**Stated problem:** Give the number of lines in the records below that include "Transcribe", and nothing more.
** START OF Dataset content **
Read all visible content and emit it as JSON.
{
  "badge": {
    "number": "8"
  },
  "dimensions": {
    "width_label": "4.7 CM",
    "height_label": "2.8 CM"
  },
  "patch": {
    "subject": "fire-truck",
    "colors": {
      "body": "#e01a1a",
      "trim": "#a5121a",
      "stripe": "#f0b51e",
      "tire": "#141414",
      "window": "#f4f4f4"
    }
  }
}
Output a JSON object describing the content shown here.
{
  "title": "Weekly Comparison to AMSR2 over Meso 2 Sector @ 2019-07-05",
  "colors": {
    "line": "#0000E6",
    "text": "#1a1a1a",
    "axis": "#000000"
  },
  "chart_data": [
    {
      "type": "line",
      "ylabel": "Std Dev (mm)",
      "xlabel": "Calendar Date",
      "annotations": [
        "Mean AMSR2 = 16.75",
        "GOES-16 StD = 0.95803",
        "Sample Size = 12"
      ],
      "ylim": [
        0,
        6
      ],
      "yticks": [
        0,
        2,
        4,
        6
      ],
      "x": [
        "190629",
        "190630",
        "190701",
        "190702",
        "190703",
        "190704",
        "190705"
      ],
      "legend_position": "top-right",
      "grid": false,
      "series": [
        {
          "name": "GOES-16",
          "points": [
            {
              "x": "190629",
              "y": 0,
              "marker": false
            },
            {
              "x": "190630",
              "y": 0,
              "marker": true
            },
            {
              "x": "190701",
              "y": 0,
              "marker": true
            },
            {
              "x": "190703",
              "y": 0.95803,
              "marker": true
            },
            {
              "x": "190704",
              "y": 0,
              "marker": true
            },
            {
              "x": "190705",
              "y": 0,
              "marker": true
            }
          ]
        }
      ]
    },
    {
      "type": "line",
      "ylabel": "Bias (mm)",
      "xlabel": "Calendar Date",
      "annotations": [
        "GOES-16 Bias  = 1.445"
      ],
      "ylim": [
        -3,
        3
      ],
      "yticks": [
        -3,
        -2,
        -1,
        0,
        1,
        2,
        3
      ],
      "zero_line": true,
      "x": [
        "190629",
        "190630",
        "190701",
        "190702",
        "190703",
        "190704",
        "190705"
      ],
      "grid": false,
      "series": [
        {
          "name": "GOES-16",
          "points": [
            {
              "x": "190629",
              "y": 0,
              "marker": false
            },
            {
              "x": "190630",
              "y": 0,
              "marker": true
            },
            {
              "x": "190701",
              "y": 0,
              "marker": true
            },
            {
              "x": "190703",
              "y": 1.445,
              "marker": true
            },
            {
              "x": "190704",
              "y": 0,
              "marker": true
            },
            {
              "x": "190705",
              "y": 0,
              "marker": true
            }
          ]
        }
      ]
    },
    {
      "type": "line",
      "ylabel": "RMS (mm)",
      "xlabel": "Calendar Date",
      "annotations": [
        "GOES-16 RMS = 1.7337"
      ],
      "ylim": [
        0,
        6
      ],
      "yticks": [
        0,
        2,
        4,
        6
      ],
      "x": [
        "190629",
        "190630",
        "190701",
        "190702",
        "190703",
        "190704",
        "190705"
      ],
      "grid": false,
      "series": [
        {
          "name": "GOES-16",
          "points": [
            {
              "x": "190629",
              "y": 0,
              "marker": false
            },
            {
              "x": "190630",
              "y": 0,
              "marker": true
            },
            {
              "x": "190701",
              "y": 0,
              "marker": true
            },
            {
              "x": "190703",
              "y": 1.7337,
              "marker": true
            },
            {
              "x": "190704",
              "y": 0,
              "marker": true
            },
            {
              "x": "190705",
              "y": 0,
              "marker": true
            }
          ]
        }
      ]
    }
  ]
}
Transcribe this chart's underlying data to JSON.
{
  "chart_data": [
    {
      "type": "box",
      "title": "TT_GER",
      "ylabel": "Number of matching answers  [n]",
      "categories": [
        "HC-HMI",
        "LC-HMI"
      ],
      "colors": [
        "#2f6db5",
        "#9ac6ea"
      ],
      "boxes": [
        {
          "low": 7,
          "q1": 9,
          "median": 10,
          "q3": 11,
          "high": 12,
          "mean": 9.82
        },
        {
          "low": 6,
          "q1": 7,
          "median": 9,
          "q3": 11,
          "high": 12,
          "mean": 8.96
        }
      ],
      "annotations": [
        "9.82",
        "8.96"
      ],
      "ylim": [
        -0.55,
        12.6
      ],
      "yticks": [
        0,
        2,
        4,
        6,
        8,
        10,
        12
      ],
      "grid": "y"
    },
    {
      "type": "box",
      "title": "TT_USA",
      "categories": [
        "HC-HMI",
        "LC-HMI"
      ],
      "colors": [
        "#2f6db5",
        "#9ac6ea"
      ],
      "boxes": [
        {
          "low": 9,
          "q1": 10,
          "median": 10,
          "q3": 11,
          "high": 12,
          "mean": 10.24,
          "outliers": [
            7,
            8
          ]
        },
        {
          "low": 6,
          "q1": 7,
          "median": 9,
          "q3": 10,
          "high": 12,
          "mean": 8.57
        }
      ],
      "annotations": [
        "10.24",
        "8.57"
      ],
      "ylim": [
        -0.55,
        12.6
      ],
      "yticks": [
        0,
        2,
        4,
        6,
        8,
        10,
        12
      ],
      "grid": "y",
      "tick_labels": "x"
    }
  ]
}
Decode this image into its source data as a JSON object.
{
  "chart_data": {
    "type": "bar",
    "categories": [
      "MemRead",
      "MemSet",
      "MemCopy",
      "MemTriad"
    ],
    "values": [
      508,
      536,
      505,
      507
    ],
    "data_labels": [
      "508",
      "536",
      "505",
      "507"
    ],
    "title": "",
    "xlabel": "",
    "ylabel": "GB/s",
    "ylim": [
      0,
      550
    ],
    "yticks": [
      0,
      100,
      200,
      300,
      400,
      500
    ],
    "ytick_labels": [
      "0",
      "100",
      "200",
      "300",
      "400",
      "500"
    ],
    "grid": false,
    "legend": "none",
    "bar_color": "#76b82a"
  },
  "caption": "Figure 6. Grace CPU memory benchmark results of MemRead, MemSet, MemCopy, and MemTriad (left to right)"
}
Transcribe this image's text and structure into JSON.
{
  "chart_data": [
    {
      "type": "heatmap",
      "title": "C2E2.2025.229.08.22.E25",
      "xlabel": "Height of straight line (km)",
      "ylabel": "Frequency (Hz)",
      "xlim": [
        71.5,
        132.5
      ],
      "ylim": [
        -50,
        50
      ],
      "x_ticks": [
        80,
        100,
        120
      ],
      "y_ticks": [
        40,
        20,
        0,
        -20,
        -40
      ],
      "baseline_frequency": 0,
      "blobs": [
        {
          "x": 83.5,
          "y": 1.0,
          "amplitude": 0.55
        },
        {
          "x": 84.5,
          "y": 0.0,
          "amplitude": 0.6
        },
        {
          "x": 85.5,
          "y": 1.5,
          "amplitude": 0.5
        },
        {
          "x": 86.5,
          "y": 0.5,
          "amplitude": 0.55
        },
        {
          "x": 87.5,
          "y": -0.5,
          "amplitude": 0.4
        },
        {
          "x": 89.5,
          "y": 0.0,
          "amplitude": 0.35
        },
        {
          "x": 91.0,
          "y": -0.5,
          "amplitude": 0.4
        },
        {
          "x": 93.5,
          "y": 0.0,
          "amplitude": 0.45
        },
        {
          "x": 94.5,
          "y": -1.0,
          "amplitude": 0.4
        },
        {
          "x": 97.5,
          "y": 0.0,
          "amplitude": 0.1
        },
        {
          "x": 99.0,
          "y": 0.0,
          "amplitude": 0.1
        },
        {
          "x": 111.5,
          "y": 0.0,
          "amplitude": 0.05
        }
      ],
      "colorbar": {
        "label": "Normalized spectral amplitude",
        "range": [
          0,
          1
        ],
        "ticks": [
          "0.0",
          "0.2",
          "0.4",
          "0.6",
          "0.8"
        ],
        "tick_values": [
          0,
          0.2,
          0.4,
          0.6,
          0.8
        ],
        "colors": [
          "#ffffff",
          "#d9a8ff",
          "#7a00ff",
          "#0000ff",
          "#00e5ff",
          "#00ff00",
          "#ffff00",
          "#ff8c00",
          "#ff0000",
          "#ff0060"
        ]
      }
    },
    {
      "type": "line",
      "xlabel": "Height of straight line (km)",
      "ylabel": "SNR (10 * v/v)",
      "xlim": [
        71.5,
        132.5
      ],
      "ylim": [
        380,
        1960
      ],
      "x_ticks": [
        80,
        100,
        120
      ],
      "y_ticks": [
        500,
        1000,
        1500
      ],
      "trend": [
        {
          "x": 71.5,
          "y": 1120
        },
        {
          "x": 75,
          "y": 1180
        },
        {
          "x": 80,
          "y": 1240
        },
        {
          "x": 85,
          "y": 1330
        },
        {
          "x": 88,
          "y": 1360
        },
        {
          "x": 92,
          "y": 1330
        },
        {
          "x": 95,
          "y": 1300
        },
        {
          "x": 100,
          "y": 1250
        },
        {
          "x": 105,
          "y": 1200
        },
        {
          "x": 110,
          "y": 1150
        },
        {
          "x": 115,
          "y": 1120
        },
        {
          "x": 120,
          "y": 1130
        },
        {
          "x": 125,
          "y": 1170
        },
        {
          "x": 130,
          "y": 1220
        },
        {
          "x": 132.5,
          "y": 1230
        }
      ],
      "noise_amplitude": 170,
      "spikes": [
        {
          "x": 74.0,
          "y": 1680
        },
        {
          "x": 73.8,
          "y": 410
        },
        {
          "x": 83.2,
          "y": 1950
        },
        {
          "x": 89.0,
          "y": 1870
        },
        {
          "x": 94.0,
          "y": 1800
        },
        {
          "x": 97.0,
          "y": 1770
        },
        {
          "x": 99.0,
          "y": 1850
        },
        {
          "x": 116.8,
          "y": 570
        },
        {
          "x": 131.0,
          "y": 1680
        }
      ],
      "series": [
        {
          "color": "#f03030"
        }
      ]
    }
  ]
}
** END OF Dataset content **
**Task result:** 2